- What you need to do:
Only a number is wanted here: the number of lines of the data that include "Temperature".

- Input material:
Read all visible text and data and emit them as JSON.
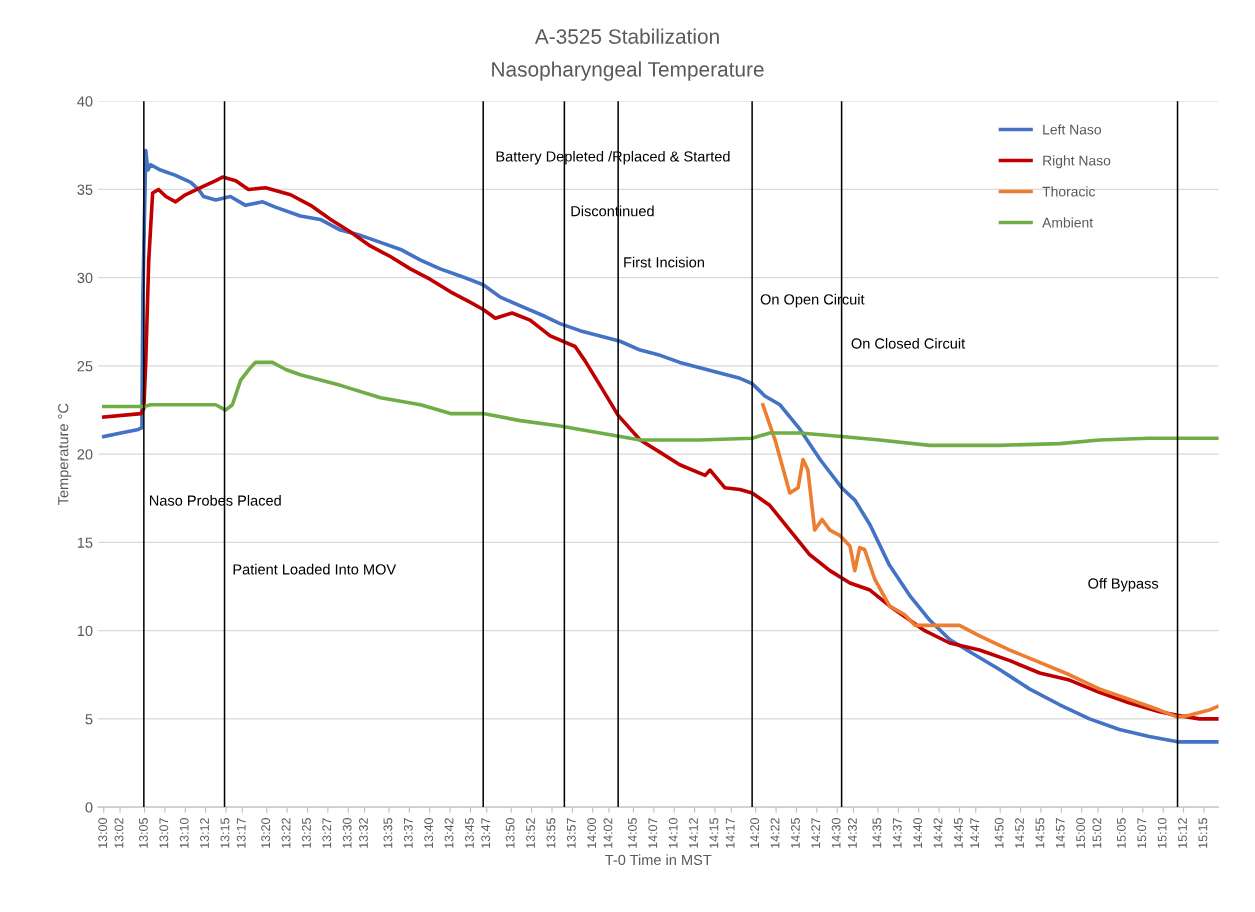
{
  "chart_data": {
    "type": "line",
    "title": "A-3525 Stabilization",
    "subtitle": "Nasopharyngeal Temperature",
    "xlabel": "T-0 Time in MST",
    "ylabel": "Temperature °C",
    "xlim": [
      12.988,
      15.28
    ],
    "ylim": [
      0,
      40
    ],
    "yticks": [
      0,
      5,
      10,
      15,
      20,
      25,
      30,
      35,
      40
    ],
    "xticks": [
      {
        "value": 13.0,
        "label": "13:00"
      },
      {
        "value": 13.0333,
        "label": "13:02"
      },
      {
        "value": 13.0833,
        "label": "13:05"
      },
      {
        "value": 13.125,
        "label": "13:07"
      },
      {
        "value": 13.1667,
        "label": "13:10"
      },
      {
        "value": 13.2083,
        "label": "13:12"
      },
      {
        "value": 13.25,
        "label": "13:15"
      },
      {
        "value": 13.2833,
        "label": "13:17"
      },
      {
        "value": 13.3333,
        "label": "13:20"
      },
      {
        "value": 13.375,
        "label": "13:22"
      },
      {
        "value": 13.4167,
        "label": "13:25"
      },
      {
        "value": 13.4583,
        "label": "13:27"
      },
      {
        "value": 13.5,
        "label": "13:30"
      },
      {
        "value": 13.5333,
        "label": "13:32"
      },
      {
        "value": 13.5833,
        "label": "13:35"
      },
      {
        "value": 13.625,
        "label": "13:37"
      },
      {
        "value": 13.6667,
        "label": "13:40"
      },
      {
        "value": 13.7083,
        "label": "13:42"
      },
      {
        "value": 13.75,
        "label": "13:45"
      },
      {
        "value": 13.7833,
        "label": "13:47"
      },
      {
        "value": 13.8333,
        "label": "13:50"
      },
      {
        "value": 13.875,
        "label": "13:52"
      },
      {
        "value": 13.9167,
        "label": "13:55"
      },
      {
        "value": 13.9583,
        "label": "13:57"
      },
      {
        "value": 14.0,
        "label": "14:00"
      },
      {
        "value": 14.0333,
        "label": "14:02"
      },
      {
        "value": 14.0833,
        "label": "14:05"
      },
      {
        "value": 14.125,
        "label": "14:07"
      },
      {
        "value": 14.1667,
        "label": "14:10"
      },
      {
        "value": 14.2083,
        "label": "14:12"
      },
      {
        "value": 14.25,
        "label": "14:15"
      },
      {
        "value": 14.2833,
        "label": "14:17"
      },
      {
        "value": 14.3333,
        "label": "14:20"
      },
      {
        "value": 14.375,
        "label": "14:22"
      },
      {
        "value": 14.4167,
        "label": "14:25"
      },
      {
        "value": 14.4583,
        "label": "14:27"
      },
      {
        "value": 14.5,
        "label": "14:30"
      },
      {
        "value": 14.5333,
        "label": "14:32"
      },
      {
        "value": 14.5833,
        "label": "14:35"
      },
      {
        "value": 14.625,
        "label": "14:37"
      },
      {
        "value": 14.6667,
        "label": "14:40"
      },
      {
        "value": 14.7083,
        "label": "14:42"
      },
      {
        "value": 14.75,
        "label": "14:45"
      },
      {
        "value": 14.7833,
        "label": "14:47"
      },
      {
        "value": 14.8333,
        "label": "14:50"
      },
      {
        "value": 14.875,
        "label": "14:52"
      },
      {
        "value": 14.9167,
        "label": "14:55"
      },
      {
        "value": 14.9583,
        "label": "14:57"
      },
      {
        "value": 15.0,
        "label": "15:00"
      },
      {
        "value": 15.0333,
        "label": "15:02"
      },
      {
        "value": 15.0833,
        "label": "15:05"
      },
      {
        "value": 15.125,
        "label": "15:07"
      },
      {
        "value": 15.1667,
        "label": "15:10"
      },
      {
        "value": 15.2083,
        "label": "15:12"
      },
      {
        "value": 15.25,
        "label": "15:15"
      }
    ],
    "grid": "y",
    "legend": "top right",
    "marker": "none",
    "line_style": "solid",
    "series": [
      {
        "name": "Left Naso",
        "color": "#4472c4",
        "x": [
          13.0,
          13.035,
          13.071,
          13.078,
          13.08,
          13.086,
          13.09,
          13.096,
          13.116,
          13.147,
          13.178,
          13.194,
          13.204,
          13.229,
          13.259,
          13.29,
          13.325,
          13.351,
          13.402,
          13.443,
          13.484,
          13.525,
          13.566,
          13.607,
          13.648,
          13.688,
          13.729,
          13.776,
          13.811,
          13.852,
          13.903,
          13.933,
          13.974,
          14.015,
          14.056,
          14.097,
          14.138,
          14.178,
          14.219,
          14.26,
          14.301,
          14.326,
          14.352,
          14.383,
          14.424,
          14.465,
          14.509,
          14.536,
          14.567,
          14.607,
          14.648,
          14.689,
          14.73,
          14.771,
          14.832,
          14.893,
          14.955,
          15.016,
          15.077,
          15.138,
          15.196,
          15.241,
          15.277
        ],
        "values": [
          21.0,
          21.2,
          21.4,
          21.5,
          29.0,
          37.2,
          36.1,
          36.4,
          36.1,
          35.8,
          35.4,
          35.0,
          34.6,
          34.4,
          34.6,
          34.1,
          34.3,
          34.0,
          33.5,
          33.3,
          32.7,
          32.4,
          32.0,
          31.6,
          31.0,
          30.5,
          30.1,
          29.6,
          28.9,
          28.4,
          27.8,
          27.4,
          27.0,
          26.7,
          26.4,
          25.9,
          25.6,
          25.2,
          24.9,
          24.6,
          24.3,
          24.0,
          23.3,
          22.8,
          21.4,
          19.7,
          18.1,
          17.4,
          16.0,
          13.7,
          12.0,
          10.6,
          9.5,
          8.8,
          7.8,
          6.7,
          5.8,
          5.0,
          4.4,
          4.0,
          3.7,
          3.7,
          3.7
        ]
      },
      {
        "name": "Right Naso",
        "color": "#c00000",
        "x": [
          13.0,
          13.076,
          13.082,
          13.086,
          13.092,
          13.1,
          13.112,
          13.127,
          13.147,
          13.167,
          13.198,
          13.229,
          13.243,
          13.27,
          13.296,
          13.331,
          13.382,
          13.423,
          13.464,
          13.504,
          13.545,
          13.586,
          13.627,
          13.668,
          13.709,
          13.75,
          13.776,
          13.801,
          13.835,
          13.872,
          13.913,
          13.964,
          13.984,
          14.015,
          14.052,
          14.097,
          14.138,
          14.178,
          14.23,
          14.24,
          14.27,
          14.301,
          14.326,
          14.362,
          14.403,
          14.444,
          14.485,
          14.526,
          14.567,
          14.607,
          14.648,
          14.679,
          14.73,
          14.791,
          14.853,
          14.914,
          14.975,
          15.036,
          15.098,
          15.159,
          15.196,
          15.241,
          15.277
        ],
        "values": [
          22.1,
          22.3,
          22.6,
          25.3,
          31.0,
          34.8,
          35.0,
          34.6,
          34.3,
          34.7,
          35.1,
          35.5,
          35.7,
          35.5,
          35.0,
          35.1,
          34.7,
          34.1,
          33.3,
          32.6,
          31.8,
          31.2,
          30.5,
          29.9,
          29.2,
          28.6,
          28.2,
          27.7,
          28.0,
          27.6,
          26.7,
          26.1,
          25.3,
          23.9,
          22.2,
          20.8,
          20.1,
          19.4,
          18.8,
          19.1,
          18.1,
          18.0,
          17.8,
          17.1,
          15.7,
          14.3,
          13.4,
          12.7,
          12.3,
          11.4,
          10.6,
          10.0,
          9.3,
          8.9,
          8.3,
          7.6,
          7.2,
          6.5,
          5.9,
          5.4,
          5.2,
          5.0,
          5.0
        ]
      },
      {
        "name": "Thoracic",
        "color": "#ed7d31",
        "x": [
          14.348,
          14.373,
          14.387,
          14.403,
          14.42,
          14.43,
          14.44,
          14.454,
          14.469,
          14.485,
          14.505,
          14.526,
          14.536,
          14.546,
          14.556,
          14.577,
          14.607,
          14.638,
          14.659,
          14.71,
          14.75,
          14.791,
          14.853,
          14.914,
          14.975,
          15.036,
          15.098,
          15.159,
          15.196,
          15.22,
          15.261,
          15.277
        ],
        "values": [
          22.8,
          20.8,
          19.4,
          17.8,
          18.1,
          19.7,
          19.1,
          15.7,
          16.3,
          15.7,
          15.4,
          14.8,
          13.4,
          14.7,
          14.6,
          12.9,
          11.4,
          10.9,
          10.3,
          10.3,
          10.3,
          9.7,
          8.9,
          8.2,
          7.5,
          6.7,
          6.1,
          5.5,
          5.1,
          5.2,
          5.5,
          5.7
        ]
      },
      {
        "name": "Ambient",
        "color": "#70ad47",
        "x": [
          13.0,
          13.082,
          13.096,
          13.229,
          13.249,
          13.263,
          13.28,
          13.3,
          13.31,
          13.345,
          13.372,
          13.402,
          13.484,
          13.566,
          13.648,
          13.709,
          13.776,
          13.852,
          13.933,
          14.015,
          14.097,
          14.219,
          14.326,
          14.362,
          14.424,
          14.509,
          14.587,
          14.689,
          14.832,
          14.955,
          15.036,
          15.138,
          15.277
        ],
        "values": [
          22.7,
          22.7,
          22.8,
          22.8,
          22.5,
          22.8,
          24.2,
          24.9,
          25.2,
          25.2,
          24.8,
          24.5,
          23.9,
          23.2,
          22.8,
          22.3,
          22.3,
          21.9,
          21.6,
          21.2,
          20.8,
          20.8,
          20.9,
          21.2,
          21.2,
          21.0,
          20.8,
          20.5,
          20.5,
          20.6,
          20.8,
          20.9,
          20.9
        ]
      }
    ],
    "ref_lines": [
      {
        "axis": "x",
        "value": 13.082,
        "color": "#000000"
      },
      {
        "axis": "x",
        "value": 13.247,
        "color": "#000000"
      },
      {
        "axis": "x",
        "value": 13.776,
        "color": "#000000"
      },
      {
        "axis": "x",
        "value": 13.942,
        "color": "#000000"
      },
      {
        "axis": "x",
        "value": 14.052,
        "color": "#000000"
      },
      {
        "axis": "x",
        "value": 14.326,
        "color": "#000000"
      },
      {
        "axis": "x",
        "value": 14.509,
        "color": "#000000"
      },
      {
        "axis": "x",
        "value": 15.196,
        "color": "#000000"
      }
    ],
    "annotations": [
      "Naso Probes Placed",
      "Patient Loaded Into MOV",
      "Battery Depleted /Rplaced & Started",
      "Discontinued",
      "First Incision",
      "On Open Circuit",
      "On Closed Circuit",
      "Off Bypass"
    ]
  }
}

- The answer:
2